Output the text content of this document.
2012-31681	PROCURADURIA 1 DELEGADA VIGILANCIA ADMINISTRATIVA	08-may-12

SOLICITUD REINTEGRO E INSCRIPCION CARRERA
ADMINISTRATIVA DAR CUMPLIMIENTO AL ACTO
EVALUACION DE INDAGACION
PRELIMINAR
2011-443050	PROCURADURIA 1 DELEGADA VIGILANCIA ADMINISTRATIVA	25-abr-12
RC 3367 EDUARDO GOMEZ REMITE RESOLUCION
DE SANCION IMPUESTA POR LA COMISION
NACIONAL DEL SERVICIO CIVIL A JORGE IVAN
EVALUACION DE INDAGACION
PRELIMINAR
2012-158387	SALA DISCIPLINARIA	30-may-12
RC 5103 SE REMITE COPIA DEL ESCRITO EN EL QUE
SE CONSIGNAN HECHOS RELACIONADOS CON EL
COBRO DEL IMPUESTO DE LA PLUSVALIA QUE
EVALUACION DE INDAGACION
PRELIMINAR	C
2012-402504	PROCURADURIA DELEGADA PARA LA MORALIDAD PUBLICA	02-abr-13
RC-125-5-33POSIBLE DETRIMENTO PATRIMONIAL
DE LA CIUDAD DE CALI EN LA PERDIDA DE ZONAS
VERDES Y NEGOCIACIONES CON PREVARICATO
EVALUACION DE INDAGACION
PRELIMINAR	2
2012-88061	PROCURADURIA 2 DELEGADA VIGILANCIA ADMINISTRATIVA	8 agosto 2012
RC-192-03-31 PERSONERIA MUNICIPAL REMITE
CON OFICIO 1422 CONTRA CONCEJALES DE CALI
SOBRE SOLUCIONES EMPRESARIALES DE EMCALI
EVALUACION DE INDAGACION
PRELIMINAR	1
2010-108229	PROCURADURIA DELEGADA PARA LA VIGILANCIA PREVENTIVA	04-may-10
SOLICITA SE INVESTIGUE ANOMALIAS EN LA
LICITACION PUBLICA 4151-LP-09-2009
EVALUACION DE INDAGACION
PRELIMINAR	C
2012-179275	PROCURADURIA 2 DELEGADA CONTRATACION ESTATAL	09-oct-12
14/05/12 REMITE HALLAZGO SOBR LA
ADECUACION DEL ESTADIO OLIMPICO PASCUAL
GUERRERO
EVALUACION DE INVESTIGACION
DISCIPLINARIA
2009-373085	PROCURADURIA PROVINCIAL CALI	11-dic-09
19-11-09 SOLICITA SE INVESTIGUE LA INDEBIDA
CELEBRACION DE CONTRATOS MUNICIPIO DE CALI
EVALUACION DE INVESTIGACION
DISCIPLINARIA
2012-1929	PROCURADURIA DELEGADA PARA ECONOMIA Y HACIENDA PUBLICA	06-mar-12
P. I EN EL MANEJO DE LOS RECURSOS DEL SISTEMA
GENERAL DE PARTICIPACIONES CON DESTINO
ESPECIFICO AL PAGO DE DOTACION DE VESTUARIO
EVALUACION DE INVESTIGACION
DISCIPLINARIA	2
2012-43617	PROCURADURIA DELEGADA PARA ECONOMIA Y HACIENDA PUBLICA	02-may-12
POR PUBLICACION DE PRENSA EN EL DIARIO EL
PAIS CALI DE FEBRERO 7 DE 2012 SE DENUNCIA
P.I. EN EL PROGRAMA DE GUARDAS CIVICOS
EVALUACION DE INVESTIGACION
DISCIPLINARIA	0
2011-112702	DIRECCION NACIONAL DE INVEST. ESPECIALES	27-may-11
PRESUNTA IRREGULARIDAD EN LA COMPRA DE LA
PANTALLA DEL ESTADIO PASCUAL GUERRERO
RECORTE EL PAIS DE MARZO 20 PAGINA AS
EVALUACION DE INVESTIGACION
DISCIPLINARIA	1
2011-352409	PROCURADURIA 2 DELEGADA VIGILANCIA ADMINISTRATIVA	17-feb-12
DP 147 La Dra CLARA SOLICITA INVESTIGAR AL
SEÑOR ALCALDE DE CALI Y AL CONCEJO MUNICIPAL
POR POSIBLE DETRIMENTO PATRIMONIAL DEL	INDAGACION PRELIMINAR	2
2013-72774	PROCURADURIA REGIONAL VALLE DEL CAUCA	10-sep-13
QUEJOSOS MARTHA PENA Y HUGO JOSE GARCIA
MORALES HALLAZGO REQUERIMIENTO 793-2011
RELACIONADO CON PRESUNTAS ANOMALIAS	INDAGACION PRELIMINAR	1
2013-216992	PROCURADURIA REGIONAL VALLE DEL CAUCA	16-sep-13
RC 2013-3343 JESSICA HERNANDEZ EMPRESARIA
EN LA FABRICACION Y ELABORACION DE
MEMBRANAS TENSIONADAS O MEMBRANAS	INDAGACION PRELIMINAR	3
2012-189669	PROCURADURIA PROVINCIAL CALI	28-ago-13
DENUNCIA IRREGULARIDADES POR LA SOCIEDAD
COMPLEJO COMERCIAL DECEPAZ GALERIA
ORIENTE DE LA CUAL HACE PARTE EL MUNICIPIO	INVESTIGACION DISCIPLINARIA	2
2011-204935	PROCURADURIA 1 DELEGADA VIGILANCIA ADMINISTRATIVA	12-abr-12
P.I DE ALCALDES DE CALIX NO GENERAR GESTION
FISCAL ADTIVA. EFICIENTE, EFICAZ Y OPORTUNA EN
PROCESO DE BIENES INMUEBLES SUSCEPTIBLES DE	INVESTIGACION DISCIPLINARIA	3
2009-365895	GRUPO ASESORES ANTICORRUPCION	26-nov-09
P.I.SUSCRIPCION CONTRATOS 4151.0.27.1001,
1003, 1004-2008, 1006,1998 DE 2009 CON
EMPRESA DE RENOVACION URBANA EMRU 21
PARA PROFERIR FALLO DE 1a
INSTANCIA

WHAT THE EXERCISE ASKS:
Look through the listing above and count the lines where the string "HALLAZGO" appears. Report the number only.

SOLVED EXERCISE:
2